■ THE TASK ■
Please reproduce every record, keeping each one exactly as written.

━━━ EXTRACTED INFORMATION

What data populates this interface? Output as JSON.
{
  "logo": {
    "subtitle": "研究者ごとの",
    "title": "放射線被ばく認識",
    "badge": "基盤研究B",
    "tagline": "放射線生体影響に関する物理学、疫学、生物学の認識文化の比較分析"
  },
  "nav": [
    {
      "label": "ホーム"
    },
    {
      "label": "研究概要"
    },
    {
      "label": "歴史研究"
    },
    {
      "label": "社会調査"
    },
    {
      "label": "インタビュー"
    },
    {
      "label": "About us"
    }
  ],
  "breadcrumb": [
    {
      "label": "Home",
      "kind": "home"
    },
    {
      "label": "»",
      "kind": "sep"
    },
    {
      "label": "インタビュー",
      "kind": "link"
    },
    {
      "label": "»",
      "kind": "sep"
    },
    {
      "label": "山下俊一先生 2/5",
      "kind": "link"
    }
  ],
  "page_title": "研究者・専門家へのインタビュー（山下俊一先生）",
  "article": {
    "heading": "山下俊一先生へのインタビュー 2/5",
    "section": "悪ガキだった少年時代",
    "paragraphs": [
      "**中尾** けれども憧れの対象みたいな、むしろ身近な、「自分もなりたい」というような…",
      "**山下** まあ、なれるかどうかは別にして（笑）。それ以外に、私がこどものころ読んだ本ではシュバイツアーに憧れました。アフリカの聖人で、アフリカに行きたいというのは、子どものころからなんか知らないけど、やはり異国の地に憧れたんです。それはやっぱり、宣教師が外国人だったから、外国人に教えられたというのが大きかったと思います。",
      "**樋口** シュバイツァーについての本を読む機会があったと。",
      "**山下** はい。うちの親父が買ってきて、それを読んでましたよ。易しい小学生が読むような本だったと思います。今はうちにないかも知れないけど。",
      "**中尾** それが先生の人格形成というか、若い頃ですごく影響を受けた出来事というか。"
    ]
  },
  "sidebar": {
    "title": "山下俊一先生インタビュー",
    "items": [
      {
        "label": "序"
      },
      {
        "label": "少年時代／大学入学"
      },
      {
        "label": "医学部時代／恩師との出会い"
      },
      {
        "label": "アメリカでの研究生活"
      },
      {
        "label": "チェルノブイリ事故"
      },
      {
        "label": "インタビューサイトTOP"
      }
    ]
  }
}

━━━━━━

■ WRITTEN ANSWER ■
What data populates this interface? Output as JSON.
{
  "logo": {
    "subtitle": "研究者ごとの",
    "title": "放射線被ばく認識",
    "badge": "基盤研究B",
    "tagline": "放射線生体影響に関する物理学、疫学、生物学の認識文化の比較分析"
  },
  "nav": [
    {
      "label": "ホーム"
    },
    {
      "label": "研究概要"
    },
    {
      "label": "歴史研究"
    },
    {
      "label": "社会調査"
    },
    {
      "label": "インタビュー"
    },
    {
      "label": "About us"
    }
  ],
  "breadcrumb": [
    {
      "label": "Home",
      "kind": "home"
    },
    {
      "label": "»",
      "kind": "sep"
    },
    {
      "label": "インタビュー",
      "kind": "link"
    },
    {
      "label": "»",
      "kind": "sep"
    },
    {
      "label": "山下俊一先生 2/5",
      "kind": "link"
    }
  ],
  "page_title": "研究者・専門家へのインタビュー（山下俊一先生）",
  "article": {
    "heading": "山下俊一先生へのインタビュー 2/5",
    "section": "悪ガキだった少年時代",
    "paragraphs": [
      "**中尾** けれども憧れの対象みたいな、むしろ身近な、「自分もなりたい」というような…",
      "**山下** まあ、なれるかどうかは別にして（笑）。それ以外に、私がこどものころ読んだ本ではシュバイツアーに憧れました。アフリカの聖人で、アフリカに行きたいというのは、子どものころからなんか知らないけど、やはり異国の地に憧れたんです。それはやっぱり、宣教師が外国人だったから、外国人に教えられたというのが大きかったと思います。",
      "**樋口** シュバイツァーについての本を読む機会があったと。",
      "**山下** はい。うちの親父が買ってきて、それを読んでましたよ。易しい小学生が読むような本だったと思います。今はうちにないかも知れないけど。",
      "**中尾** それが先生の人格形成というか、若い頃ですごく影響を受けた出来事というか。"
    ]
  },
  "sidebar": {
    "title": "山下俊一先生インタビュー",
    "items": [
      {
        "label": "序"
      },
      {
        "label": "少年時代／大学入学"
      },
      {
        "label": "医学部時代／恩師との出会い"
      },
      {
        "label": "アメリカでの研究生活"
      },
      {
        "label": "チェルノブイリ事故"
      },
      {
        "label": "インタビューサイトTOP"
      }
    ]
  }
}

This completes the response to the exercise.